>>>
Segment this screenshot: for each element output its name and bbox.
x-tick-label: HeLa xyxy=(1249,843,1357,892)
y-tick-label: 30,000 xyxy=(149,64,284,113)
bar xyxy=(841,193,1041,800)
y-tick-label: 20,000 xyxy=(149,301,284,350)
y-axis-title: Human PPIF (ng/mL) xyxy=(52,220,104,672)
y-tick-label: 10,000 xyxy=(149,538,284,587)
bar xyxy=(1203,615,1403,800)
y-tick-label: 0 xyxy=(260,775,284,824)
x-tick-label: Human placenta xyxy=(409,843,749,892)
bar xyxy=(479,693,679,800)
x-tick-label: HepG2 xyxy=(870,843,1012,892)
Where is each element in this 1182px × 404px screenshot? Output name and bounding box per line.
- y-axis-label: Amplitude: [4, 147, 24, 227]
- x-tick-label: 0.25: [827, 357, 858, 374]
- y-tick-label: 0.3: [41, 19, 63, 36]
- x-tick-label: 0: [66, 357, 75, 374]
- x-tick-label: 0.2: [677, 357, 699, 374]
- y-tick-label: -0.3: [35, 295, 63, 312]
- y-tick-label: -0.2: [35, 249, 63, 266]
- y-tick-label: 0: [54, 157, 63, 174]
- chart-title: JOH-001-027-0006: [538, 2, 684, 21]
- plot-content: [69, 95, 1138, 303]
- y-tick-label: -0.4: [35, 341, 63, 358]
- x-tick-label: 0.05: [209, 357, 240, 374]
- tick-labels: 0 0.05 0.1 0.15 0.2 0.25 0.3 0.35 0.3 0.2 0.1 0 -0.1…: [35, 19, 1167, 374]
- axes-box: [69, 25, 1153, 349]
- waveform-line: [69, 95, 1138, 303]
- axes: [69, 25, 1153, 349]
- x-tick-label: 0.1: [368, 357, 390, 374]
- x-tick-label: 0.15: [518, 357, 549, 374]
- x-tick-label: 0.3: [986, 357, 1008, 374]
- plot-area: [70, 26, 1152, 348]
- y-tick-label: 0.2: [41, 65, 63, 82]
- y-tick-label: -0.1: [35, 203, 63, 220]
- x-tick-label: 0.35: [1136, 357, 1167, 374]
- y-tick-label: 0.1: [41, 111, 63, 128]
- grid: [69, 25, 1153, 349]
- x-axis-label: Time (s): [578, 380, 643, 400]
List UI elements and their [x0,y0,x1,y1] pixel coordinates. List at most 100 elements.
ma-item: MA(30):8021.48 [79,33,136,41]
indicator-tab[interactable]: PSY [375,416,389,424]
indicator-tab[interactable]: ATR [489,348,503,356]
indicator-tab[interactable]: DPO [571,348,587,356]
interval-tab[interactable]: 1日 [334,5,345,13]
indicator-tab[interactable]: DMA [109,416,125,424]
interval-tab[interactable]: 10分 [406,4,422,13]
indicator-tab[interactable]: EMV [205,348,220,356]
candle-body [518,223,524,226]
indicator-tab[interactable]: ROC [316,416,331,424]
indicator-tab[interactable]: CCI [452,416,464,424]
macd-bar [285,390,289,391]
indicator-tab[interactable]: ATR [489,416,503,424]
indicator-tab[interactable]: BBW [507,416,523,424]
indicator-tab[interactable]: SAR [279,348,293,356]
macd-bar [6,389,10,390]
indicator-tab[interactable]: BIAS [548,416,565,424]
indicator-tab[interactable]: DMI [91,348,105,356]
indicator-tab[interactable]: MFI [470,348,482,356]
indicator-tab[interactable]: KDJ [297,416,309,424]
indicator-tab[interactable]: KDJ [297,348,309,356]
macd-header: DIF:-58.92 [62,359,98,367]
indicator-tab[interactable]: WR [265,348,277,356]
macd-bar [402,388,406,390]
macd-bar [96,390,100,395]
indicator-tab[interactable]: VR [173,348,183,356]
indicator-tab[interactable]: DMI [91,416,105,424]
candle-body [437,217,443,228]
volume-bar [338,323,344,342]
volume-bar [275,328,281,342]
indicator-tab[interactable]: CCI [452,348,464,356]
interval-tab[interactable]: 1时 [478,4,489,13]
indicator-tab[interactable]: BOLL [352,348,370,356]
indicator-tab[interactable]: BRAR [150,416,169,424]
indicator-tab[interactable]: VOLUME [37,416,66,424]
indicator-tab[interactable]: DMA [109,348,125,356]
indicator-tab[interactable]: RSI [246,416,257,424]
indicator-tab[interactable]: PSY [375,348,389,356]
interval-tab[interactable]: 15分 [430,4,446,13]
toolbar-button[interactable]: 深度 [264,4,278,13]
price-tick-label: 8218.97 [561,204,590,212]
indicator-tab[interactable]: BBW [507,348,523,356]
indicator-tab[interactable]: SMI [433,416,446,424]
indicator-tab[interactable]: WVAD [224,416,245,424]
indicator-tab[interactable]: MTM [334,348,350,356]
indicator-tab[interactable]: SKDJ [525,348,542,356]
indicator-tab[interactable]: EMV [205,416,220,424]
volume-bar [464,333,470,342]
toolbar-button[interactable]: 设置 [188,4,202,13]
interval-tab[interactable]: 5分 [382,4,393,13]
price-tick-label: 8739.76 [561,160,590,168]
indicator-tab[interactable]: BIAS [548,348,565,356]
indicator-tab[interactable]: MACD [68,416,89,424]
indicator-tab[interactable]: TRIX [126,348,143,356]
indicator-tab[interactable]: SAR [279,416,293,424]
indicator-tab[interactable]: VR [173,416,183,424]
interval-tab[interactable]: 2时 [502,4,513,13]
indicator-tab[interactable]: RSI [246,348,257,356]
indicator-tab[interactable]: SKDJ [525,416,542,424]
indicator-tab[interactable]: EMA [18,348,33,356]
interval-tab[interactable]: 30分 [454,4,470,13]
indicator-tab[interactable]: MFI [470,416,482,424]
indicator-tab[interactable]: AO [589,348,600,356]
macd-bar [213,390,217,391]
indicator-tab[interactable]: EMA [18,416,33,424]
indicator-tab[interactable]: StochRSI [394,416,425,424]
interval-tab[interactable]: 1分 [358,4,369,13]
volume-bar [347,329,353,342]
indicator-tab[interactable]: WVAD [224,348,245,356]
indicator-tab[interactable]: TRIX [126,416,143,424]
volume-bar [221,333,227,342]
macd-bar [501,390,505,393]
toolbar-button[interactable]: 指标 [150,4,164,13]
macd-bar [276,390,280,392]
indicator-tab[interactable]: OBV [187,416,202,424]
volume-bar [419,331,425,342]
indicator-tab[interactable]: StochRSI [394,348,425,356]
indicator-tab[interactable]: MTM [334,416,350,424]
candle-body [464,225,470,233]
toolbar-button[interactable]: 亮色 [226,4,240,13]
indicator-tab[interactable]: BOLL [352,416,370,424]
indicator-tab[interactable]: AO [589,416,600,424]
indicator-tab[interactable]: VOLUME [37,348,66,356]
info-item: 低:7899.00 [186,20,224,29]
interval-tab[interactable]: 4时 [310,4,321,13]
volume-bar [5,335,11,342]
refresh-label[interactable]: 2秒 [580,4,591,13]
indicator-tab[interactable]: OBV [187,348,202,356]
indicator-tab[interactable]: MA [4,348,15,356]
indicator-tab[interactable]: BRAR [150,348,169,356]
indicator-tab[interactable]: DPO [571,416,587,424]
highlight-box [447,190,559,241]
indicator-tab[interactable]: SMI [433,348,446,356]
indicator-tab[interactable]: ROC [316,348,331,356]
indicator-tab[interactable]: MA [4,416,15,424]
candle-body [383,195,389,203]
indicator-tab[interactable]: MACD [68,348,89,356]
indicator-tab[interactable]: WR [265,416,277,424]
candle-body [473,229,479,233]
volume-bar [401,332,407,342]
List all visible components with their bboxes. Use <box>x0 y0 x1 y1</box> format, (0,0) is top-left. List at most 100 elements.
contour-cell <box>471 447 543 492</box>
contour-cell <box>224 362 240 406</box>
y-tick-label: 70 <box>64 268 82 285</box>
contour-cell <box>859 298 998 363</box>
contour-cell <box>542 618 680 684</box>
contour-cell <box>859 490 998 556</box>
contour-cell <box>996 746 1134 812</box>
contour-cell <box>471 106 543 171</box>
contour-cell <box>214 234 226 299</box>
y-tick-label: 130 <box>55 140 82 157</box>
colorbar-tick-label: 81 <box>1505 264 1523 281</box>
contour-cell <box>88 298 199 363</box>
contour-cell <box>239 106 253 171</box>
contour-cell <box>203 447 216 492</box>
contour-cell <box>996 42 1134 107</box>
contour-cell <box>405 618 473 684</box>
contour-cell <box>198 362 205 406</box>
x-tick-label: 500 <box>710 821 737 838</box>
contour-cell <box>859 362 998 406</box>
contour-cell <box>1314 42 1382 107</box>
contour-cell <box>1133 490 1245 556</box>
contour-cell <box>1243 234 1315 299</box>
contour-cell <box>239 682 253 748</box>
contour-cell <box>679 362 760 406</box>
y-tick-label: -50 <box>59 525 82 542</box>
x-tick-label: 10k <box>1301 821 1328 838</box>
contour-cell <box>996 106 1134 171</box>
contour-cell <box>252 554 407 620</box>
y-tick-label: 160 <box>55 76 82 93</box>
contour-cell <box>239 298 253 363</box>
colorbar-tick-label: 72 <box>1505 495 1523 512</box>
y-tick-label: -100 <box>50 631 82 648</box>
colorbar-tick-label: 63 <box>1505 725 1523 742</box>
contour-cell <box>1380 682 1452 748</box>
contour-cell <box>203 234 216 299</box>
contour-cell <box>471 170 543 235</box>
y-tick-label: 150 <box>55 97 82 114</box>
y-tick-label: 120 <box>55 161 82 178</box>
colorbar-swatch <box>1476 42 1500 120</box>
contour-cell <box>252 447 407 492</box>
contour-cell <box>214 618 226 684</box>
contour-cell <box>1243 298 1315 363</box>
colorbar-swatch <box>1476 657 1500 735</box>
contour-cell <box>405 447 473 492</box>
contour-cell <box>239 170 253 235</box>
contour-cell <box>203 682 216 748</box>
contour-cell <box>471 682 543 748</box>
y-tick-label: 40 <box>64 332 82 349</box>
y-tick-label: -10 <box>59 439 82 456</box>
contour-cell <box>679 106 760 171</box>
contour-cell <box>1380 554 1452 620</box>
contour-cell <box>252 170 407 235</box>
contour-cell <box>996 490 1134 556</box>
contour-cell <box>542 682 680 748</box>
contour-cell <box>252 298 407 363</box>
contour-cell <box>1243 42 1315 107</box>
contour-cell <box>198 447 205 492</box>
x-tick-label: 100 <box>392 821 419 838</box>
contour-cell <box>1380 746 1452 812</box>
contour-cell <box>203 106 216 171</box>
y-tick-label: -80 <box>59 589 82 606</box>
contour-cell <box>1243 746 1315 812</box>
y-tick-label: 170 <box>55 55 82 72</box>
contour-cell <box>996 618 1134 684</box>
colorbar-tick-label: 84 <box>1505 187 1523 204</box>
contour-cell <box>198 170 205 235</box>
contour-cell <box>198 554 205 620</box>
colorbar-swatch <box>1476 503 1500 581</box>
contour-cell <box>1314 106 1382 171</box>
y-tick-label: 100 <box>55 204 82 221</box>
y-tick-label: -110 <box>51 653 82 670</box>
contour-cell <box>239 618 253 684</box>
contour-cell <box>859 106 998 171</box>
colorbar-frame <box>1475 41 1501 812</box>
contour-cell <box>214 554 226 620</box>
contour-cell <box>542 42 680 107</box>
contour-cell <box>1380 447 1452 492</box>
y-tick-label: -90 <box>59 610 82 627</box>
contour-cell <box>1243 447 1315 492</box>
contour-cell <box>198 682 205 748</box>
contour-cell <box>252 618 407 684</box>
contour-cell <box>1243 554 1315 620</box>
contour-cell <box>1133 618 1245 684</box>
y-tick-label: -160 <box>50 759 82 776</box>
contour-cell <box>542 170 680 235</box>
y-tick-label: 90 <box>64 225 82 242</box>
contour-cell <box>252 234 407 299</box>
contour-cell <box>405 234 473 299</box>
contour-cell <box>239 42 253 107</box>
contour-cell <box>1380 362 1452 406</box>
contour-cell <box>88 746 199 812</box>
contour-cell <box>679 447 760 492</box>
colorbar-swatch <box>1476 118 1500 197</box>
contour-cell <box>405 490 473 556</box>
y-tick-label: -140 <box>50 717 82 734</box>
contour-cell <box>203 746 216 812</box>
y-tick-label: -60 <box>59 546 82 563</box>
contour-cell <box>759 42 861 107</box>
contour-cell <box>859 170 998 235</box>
<<<
Reproduce the material word for word, from its first line through the line containing "bar xyxy=(479,693,679,800)".

* **RESPONSE**:
Segment this screenshot: for each element output its name and bbox.
x-tick-label: HeLa xyxy=(1249,843,1357,892)
y-tick-label: 30,000 xyxy=(149,64,284,113)
bar xyxy=(841,193,1041,800)
y-tick-label: 20,000 xyxy=(149,301,284,350)
y-axis-title: Human PPIF (ng/mL) xyxy=(52,220,104,672)
y-tick-label: 10,000 xyxy=(149,538,284,587)
bar xyxy=(1203,615,1403,800)
y-tick-label: 0 xyxy=(260,775,284,824)
x-tick-label: Human placenta xyxy=(409,843,749,892)
bar xyxy=(479,693,679,800)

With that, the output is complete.